**Directions for this task**
For every line in the records that has the word "Investigación", make a copy.

**Data to use**
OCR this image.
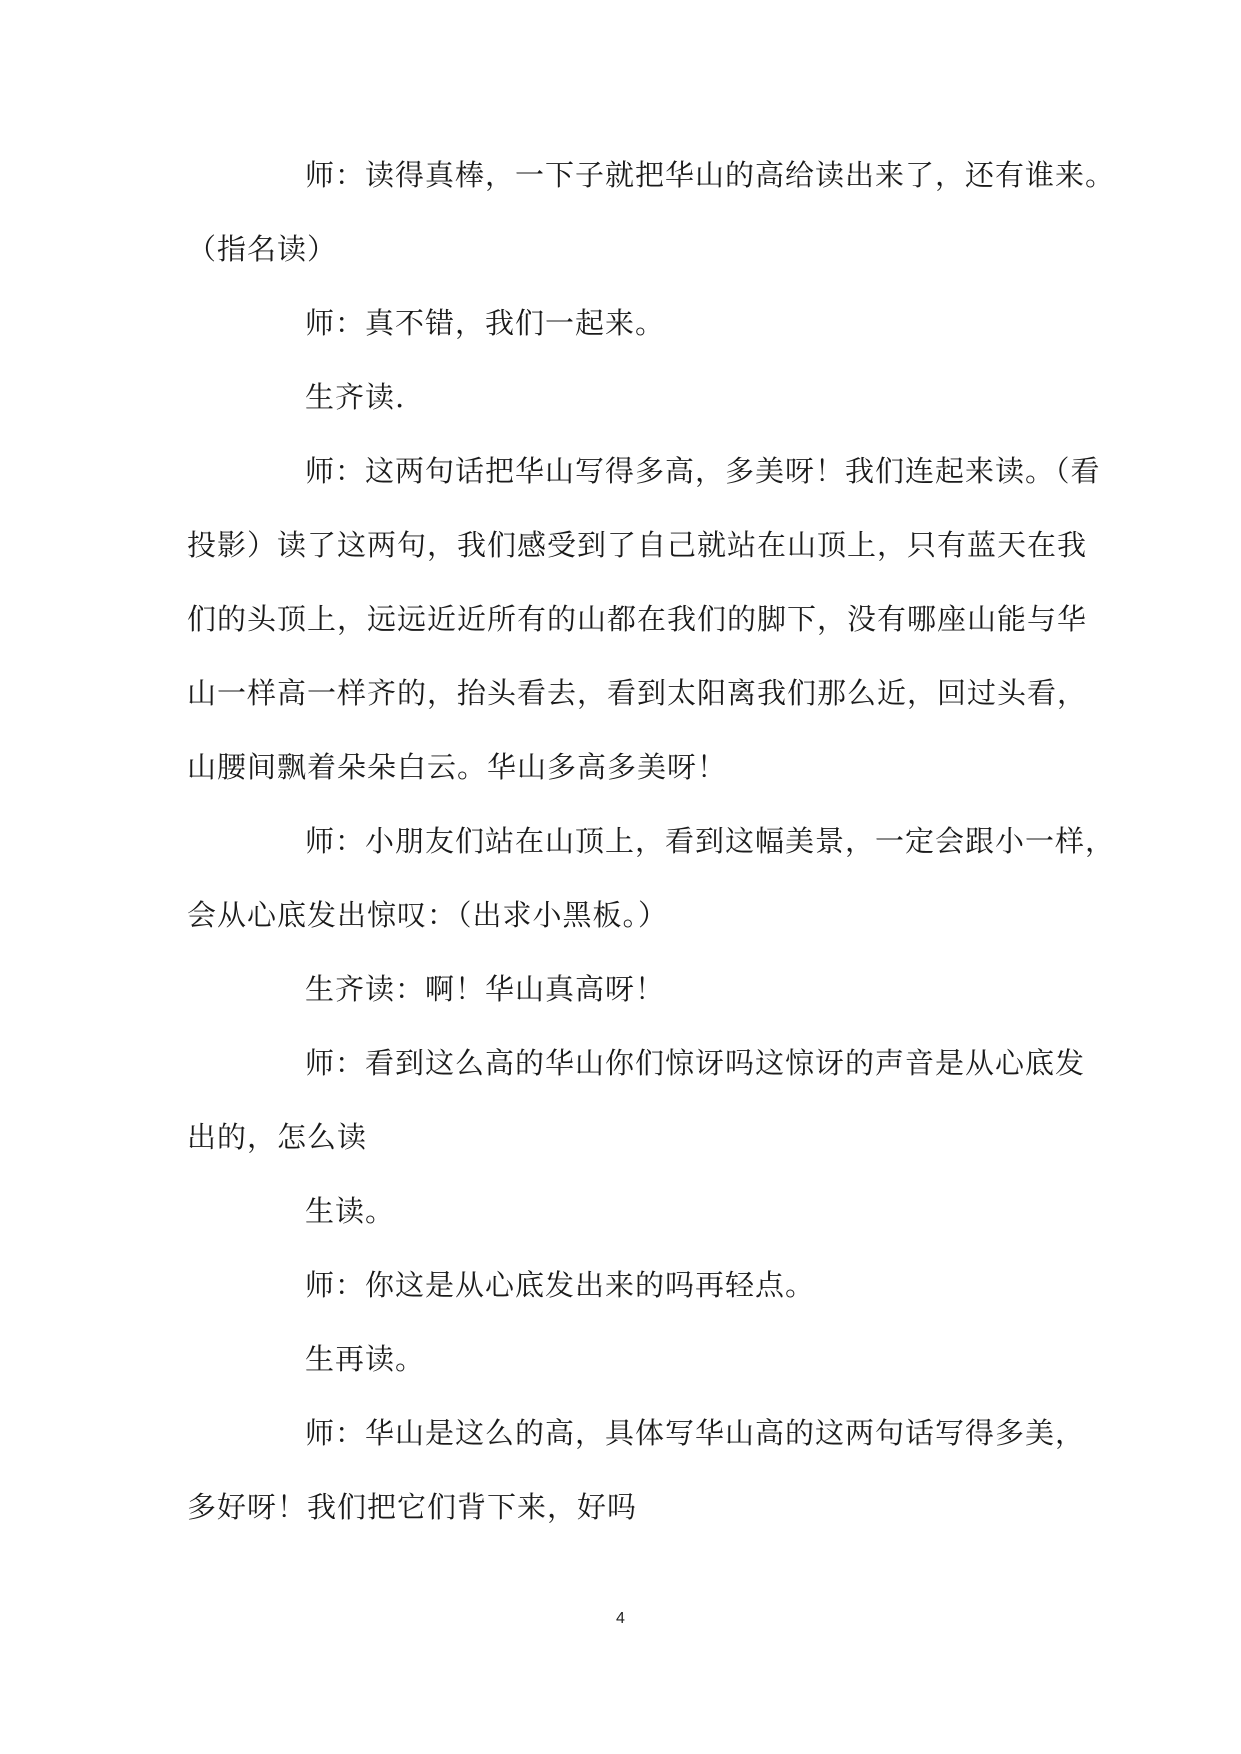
师：读得真棒，一下子就把华山的高给读出来了，还有谁来。

（指名读）

师：真不错，我们一起来。

生齐读.

师：这两句话把华山写得多高，多美呀！我们连起来读。（看

投影）读了这两句，我们感受到了自己就站在山顶上，只有蓝天在我

们的头顶上，远远近近所有的山都在我们的脚下，没有哪座山能与华

山一样高一样齐的，抬头看去，看到太阳离我们那么近，回过头看，

山腰间飘着朵朵白云。华山多高多美呀！

师：小朋友们站在山顶上，看到这幅美景，一定会跟小一样，

会从心底发出惊叹：（出求小黑板。）

生齐读：啊！华山真高呀！

师：看到这么高的华山你们惊讶吗这惊讶的声音是从心底发

出的，怎么读

生读。

师：你这是从心底发出来的吗再轻点。

生再读。

师：华山是这么的高，具体写华山高的这两句话写得多美，

多好呀！我们把它们背下来，好吗

4
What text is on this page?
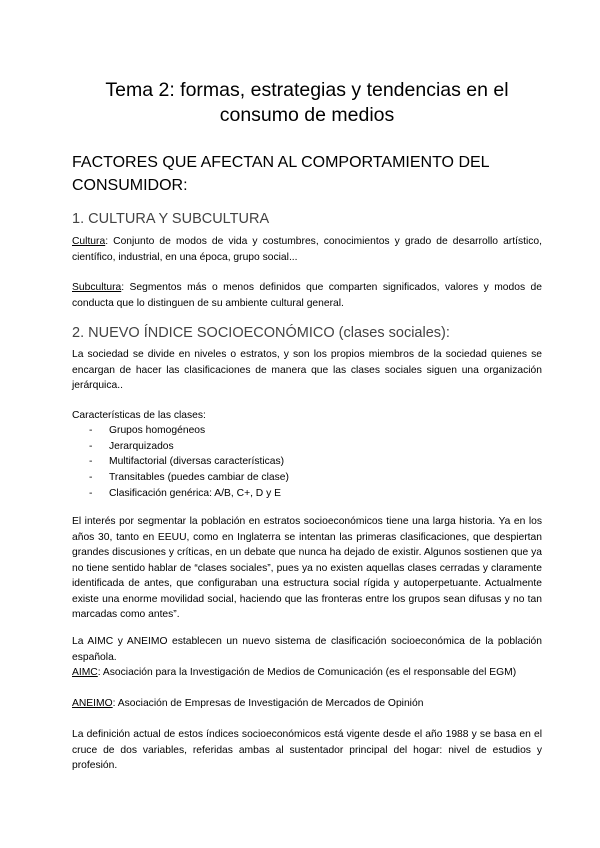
Tema 2: formas, estrategias y tendencias en el
consumo de medios
FACTORES QUE AFECTAN AL COMPORTAMIENTO DEL
CONSUMIDOR:
1. CULTURA Y SUBCULTURA

Cultura: Conjunto de modos de vida y costumbres, conocimientos y grado de desarrollo artístico, científico, industrial, en una época, grupo social...

Subcultura: Segmentos más o menos definidos que comparten significados, valores y modos de conducta que lo distinguen de su ambiente cultural general.

2. NUEVO ÍNDICE SOCIOECONÓMICO (clases sociales):

La sociedad se divide en niveles o estratos, y son los propios miembros de la sociedad quienes se encargan de hacer las clasificaciones de manera que las clases sociales siguen una organización jerárquica..

Características de las clases:

- Grupos homogéneos
- Jerarquizados
- Multifactorial (diversas características)
- Transitables (puedes cambiar de clase)
- Clasificación genérica: A/B, C+, D y E

El interés por segmentar la población en estratos socioeconómicos tiene una larga historia. Ya en los años 30, tanto en EEUU, como en Inglaterra se intentan las primeras clasificaciones, que despiertan grandes discusiones y críticas, en un debate que nunca ha dejado de existir. Algunos sostienen que ya no tiene sentido hablar de “clases sociales”, pues ya no existen aquellas clases cerradas y claramente identificada de antes, que configuraban una estructura social rígida y autoperpetuante. Actualmente existe una enorme movilidad social, haciendo que las fronteras entre los grupos sean difusas y no tan marcadas como antes”.

La AIMC y ANEIMO establecen un nuevo sistema de clasificación socioeconómica de la población española.

AIMC: Asociación para la Investigación de Medios de Comunicación (es el responsable del EGM)

ANEIMO: Asociación de Empresas de Investigación de Mercados de Opinión

La definición actual de estos índices socioeconómicos está vigente desde el año 1988 y se basa en el cruce de dos variables, referidas ambas al sustentador principal del hogar: nivel de estudios y profesión.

**Correct response**
AIMC: Asociación para la Investigación de Medios de Comunicación (es el responsable del EGM)
ANEIMO: Asociación de Empresas de Investigación de Mercados de Opinión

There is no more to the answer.